BEGIN Data to process

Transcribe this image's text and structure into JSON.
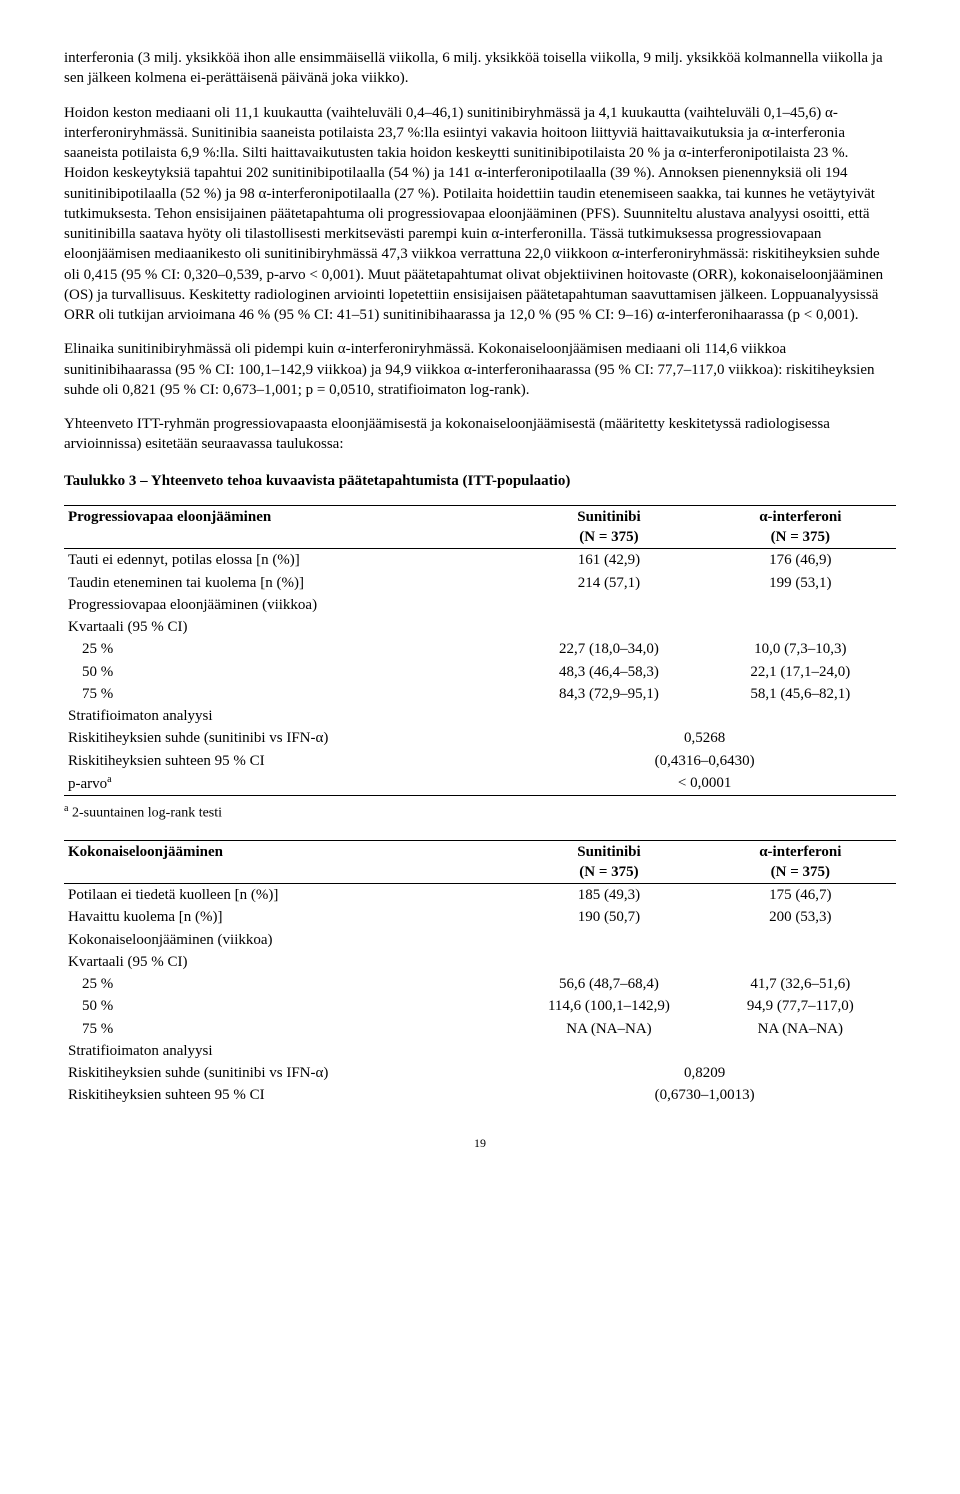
{
  "para1": "interferonia (3 milj. yksikköä ihon alle ensimmäisellä viikolla, 6 milj. yksikköä toisella viikolla, 9 milj. yksikköä kolmannella viikolla ja sen jälkeen kolmena ei-perättäisenä päivänä joka viikko).",
  "para2": "Hoidon keston mediaani oli 11,1 kuukautta (vaihteluväli 0,4–46,1) sunitinibiryhmässä ja 4,1 kuukautta (vaihteluväli 0,1–45,6) α-interferoniryhmässä. Sunitinibia saaneista potilaista 23,7 %:lla esiintyi vakavia hoitoon liittyviä haittavaikutuksia ja α-interferonia saaneista potilaista 6,9 %:lla. Silti haittavaikutusten takia hoidon keskeytti sunitinibipotilaista 20 % ja α-interferonipotilaista 23 %. Hoidon keskeytyksiä tapahtui 202 sunitinibipotilaalla (54 %) ja 141 α-interferonipotilaalla (39 %). Annoksen pienennyksiä oli 194 sunitinibipotilaalla (52 %) ja 98 α-interferonipotilaalla (27 %). Potilaita hoidettiin taudin etenemiseen saakka, tai kunnes he vetäytyivät tutkimuksesta. Tehon ensisijainen päätetapahtuma oli progressiovapaa eloonjääminen (PFS). Suunniteltu alustava analyysi osoitti, että sunitinibilla saatava hyöty oli tilastollisesti merkitsevästi parempi kuin α-interferonilla. Tässä tutkimuksessa progressiovapaan eloonjäämisen mediaanikesto oli sunitinibiryhmässä 47,3 viikkoa verrattuna 22,0 viikkoon α-interferoniryhmässä: riskitiheyksien suhde oli 0,415 (95 % CI: 0,320–0,539, p-arvo < 0,001). Muut päätetapahtumat olivat objektiivinen hoitovaste (ORR), kokonaiseloonjääminen (OS) ja turvallisuus. Keskitetty radiologinen arviointi lopetettiin ensisijaisen päätetapahtuman saavuttamisen jälkeen. Loppuanalyysissä ORR oli tutkijan arvioimana 46 % (95 % CI: 41–51) sunitinibihaarassa ja 12,0 % (95 % CI: 9–16) α-interferonihaarassa (p < 0,001).",
  "para3": "Elinaika sunitinibiryhmässä oli pidempi kuin α-interferoniryhmässä. Kokonaiseloonjäämisen mediaani oli 114,6 viikkoa sunitinibihaarassa (95 % CI: 100,1–142,9 viikkoa) ja 94,9 viikkoa α-interferonihaarassa (95 % CI: 77,7–117,0 viikkoa): riskitiheyksien suhde oli 0,821 (95 % CI: 0,673–1,001; p = 0,0510, stratifioimaton log-rank).",
  "para4": "Yhteenveto ITT-ryhmän progressiovapaasta eloonjäämisestä ja kokonaiseloonjäämisestä (määritetty keskitetyssä radiologisessa arvioinnissa) esitetään seuraavassa taulukossa:",
  "table_title": "Taulukko 3 – Yhteenveto tehoa kuvaavista päätetapahtumista (ITT-populaatio)",
  "t1": {
    "h1": "Progressiovapaa eloonjääminen",
    "h2a": "Sunitinibi",
    "h2b": "(N = 375)",
    "h3a": "α-interferoni",
    "h3b": "(N = 375)",
    "r1c1": "Tauti ei edennyt, potilas elossa [n (%)]",
    "r1c2": "161 (42,9)",
    "r1c3": "176 (46,9)",
    "r2c1": "Taudin eteneminen tai kuolema [n (%)]",
    "r2c2": "214 (57,1)",
    "r2c3": "199 (53,1)",
    "r3c1": "Progressiovapaa eloonjääminen (viikkoa)",
    "r4c1": "Kvartaali (95 % CI)",
    "r5c1": "25 %",
    "r5c2": "22,7 (18,0–34,0)",
    "r5c3": "10,0 (7,3–10,3)",
    "r6c1": "50 %",
    "r6c2": "48,3 (46,4–58,3)",
    "r6c3": "22,1 (17,1–24,0)",
    "r7c1": "75 %",
    "r7c2": "84,3 (72,9–95,1)",
    "r7c3": "58,1 (45,6–82,1)",
    "r8c1": "Stratifioimaton analyysi",
    "r9c1": "Riskitiheyksien suhde (sunitinibi vs IFN-α)",
    "r9c23": "0,5268",
    "r10c1": "Riskitiheyksien suhteen 95 % CI",
    "r10c23": "(0,4316–0,6430)",
    "r11c1": "p-arvo",
    "r11sup": "a",
    "r11c23": "< 0,0001"
  },
  "footnote1_sup": "a",
  "footnote1": " 2-suuntainen log-rank testi",
  "t2": {
    "h1": "Kokonaiseloonjääminen",
    "h2a": "Sunitinibi",
    "h2b": "(N = 375)",
    "h3a": "α-interferoni",
    "h3b": "(N = 375)",
    "r1c1": "Potilaan ei tiedetä kuolleen [n (%)]",
    "r1c2": "185 (49,3)",
    "r1c3": "175 (46,7)",
    "r2c1": "Havaittu kuolema [n (%)]",
    "r2c2": "190 (50,7)",
    "r2c3": "200 (53,3)",
    "r3c1": "Kokonaiseloonjääminen (viikkoa)",
    "r4c1": "Kvartaali (95 % CI)",
    "r5c1": "25 %",
    "r5c2": "56,6 (48,7–68,4)",
    "r5c3": "41,7 (32,6–51,6)",
    "r6c1": "50 %",
    "r6c2": "114,6 (100,1–142,9)",
    "r6c3": "94,9 (77,7–117,0)",
    "r7c1": "75 %",
    "r7c2": "NA (NA–NA)",
    "r7c3": "NA (NA–NA)",
    "r8c1": "Stratifioimaton analyysi",
    "r9c1": "Riskitiheyksien suhde (sunitinibi vs IFN-α)",
    "r9c23": "0,8209",
    "r10c1": "Riskitiheyksien suhteen 95 % CI",
    "r10c23": "(0,6730–1,0013)"
  },
  "page_number": "19"
}
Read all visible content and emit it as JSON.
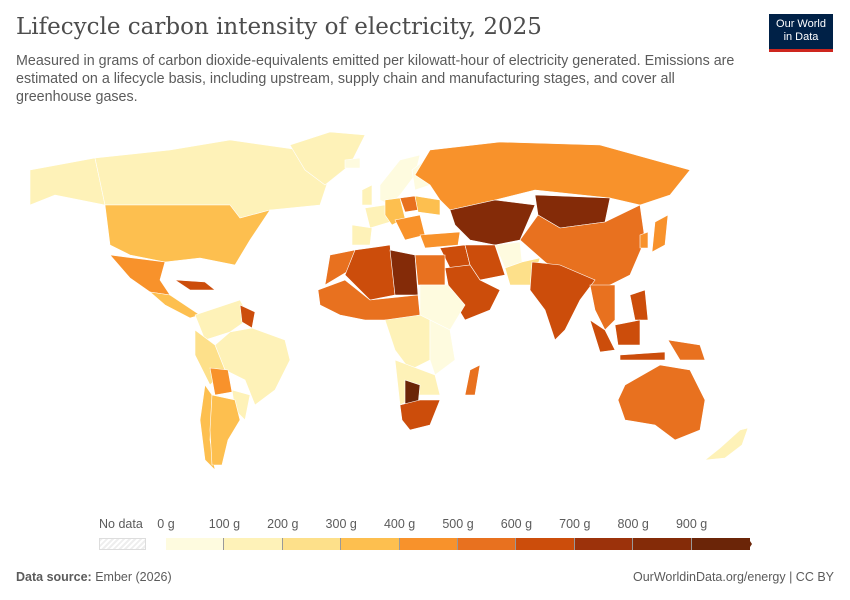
{
  "title": "Lifecycle carbon intensity of electricity, 2025",
  "subtitle": "Measured in grams of carbon dioxide-equivalents emitted per kilowatt-hour of electricity generated. Emissions are estimated on a lifecycle basis, including upstream, supply chain and manufacturing stages, and cover all greenhouse gases.",
  "logo": {
    "line1": "Our World",
    "line2": "in Data"
  },
  "legend": {
    "no_data": "No data",
    "labels": [
      "0 g",
      "100 g",
      "200 g",
      "300 g",
      "400 g",
      "500 g",
      "600 g",
      "700 g",
      "800 g",
      "900 g"
    ],
    "colors": [
      "#fefbdf",
      "#fef2b8",
      "#fde08a",
      "#fdbf4f",
      "#f8922b",
      "#e8711f",
      "#cc4d0b",
      "#9c320b",
      "#842b08",
      "#6b2508"
    ]
  },
  "map_bins": {
    "alaska": 1,
    "canada": 1,
    "greenland": 1,
    "usa": 3,
    "mexico": 4,
    "central_america": 3,
    "caribbean": 6,
    "colombia_venezuela": 1,
    "guyana": 6,
    "brazil": 1,
    "peru_ecuador": 2,
    "bolivia": 4,
    "chile": 3,
    "argentina": 3,
    "paraguay_uruguay": 1,
    "iceland_norway_sweden": 0,
    "finland": 0,
    "uk_france": 1,
    "iberia": 1,
    "central_europe": 3,
    "poland": 5,
    "balkans": 4,
    "ukraine": 3,
    "russia": 4,
    "kazakhstan_central_asia": 8,
    "mongolia": 8,
    "china": 5,
    "korea_japan": 4,
    "india": 6,
    "pakistan": 2,
    "afghanistan": 0,
    "iran": 6,
    "saudi_arabia": 6,
    "iraq_syria": 6,
    "turkey": 4,
    "egypt": 5,
    "libya": 8,
    "algeria": 6,
    "morocco": 5,
    "sahel_west_africa": 5,
    "central_africa": 1,
    "east_africa": 0,
    "ethiopia": 0,
    "southern_africa": 1,
    "south_africa": 6,
    "botswana": 9,
    "madagascar": 5,
    "se_asia": 5,
    "indonesia": 6,
    "philippines": 6,
    "australia": 5,
    "new_zealand": 1,
    "papua": 5
  },
  "footer": {
    "source_label": "Data source:",
    "source": "Ember (2026)",
    "link": "OurWorldinData.org/energy | CC BY"
  }
}
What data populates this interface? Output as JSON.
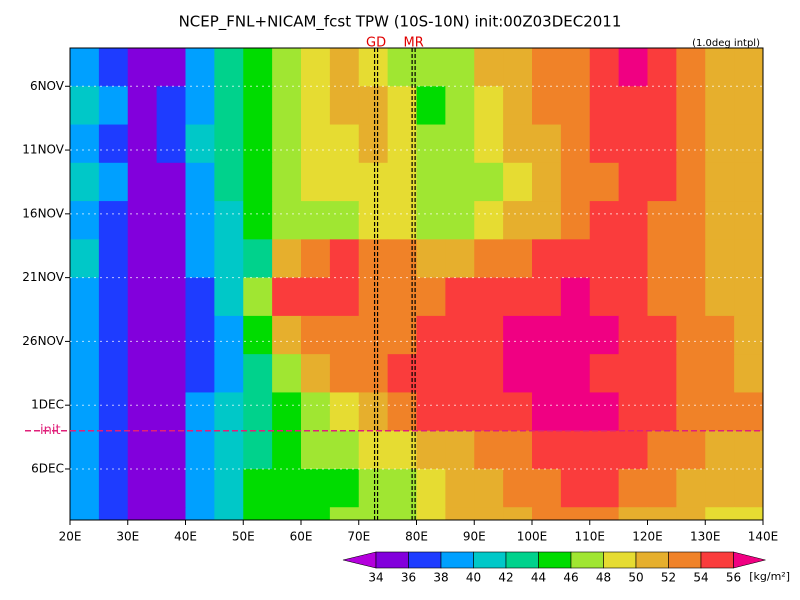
{
  "chart_data": {
    "type": "heatmap",
    "title": "NCEP_FNL+NICAM_fcst TPW (10S-10N) init:00Z03DEC2011",
    "subtitle": "(1.0deg intpl)",
    "x": [
      20,
      25,
      30,
      35,
      40,
      45,
      50,
      55,
      60,
      65,
      70,
      75,
      80,
      85,
      90,
      95,
      100,
      105,
      110,
      115,
      120,
      125,
      130,
      135
    ],
    "y": [
      3,
      6,
      9,
      12,
      15,
      18,
      21,
      24,
      27,
      30,
      33,
      36,
      39
    ],
    "values": [
      [
        39,
        37,
        35,
        35,
        38,
        42,
        44,
        46,
        48,
        50,
        49,
        47,
        46,
        47,
        50,
        51,
        52,
        53,
        55,
        56,
        54,
        52,
        51,
        50
      ],
      [
        40,
        38,
        35,
        36,
        39,
        42,
        44,
        46,
        48,
        50,
        50,
        48,
        45,
        46,
        49,
        51,
        52,
        53,
        55,
        55,
        54,
        52,
        51,
        50
      ],
      [
        39,
        37,
        35,
        36,
        40,
        43,
        45,
        46,
        48,
        49,
        50,
        48,
        46,
        46,
        48,
        50,
        51,
        52,
        54,
        55,
        54,
        53,
        51,
        50
      ],
      [
        40,
        38,
        35,
        35,
        39,
        42,
        44,
        46,
        48,
        48,
        49,
        48,
        47,
        46,
        47,
        49,
        50,
        52,
        53,
        54,
        54,
        52,
        51,
        50
      ],
      [
        39,
        37,
        34,
        35,
        38,
        41,
        44,
        46,
        47,
        47,
        48,
        48,
        47,
        47,
        49,
        50,
        51,
        53,
        54,
        54,
        53,
        52,
        51,
        50
      ],
      [
        40,
        37,
        34,
        35,
        38,
        40,
        43,
        50,
        53,
        54,
        53,
        52,
        51,
        51,
        52,
        53,
        54,
        55,
        55,
        54,
        53,
        52,
        51,
        51
      ],
      [
        39,
        36,
        34,
        34,
        37,
        40,
        46,
        54,
        55,
        55,
        53,
        52,
        53,
        54,
        54,
        55,
        55,
        56,
        55,
        54,
        53,
        52,
        51,
        51
      ],
      [
        38,
        36,
        34,
        34,
        37,
        39,
        44,
        50,
        53,
        53,
        52,
        53,
        54,
        55,
        55,
        56,
        56,
        57,
        56,
        55,
        54,
        53,
        52,
        51
      ],
      [
        38,
        36,
        34,
        35,
        37,
        39,
        43,
        47,
        51,
        52,
        53,
        54,
        54,
        55,
        55,
        56,
        57,
        56,
        55,
        55,
        54,
        53,
        52,
        51
      ],
      [
        39,
        37,
        35,
        35,
        38,
        40,
        42,
        45,
        47,
        49,
        51,
        53,
        54,
        54,
        55,
        55,
        56,
        57,
        56,
        55,
        54,
        53,
        53,
        52
      ],
      [
        39,
        37,
        35,
        35,
        38,
        41,
        43,
        45,
        46,
        47,
        48,
        49,
        50,
        50,
        52,
        53,
        54,
        55,
        55,
        54,
        53,
        52,
        51,
        51
      ],
      [
        38,
        37,
        35,
        35,
        38,
        41,
        44,
        45,
        45,
        45,
        46,
        47,
        49,
        50,
        51,
        52,
        53,
        54,
        54,
        53,
        52,
        51,
        50,
        50
      ],
      [
        38,
        36,
        35,
        35,
        38,
        41,
        44,
        45,
        45,
        46,
        46,
        47,
        49,
        50,
        51,
        51,
        52,
        53,
        52,
        51,
        50,
        50,
        49,
        49
      ]
    ],
    "xlim": [
      20,
      140
    ],
    "ylim": [
      3,
      40
    ],
    "xticks": [
      {
        "value": 20,
        "label": "20E"
      },
      {
        "value": 30,
        "label": "30E"
      },
      {
        "value": 40,
        "label": "40E"
      },
      {
        "value": 50,
        "label": "50E"
      },
      {
        "value": 60,
        "label": "60E"
      },
      {
        "value": 70,
        "label": "70E"
      },
      {
        "value": 80,
        "label": "80E"
      },
      {
        "value": 90,
        "label": "90E"
      },
      {
        "value": 100,
        "label": "100E"
      },
      {
        "value": 110,
        "label": "110E"
      },
      {
        "value": 120,
        "label": "120E"
      },
      {
        "value": 130,
        "label": "130E"
      },
      {
        "value": 140,
        "label": "140E"
      }
    ],
    "yticks": [
      {
        "value": 6,
        "label": "6NOV"
      },
      {
        "value": 11,
        "label": "11NOV"
      },
      {
        "value": 16,
        "label": "16NOV"
      },
      {
        "value": 21,
        "label": "21NOV"
      },
      {
        "value": 26,
        "label": "26NOV"
      },
      {
        "value": 31,
        "label": "1DEC"
      },
      {
        "value": 36,
        "label": "6DEC"
      }
    ],
    "annotations": [
      {
        "label": "GD",
        "x": 73
      },
      {
        "label": "MR",
        "x": 79.5
      }
    ],
    "init": {
      "label": "init",
      "y": 33
    },
    "levels": [
      34,
      36,
      38,
      40,
      42,
      44,
      46,
      48,
      50,
      52,
      54,
      56
    ],
    "colors": [
      "#b400dc",
      "#8200dc",
      "#1e3cff",
      "#00a0ff",
      "#00c8c8",
      "#00d28c",
      "#00dc00",
      "#a0e632",
      "#e6dc32",
      "#e6af2d",
      "#f08228",
      "#fa3c3c",
      "#f00082"
    ],
    "unit": "[kg/m²]"
  }
}
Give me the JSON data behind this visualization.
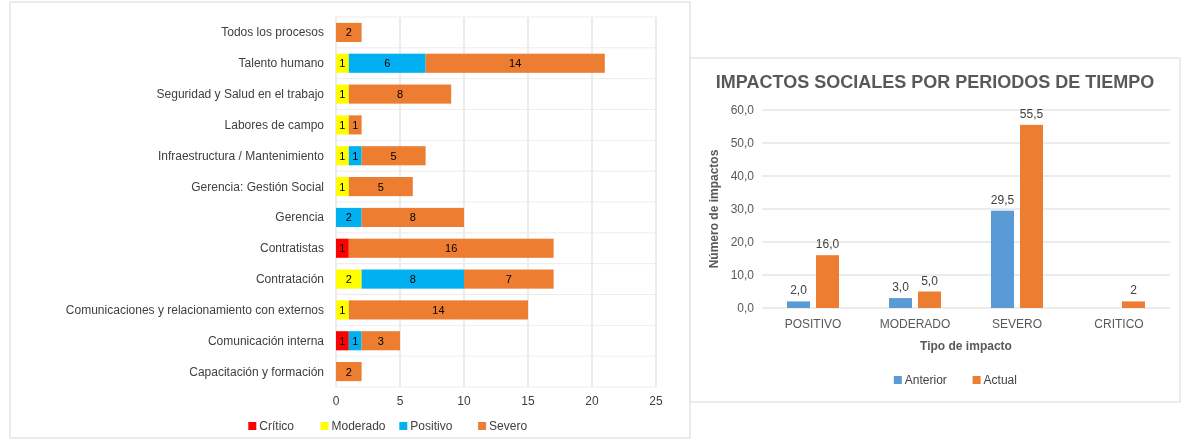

END Data to process

### Your goal
Only a number is wanted: how many lines of the material include the word "carbon".

### Full answer
2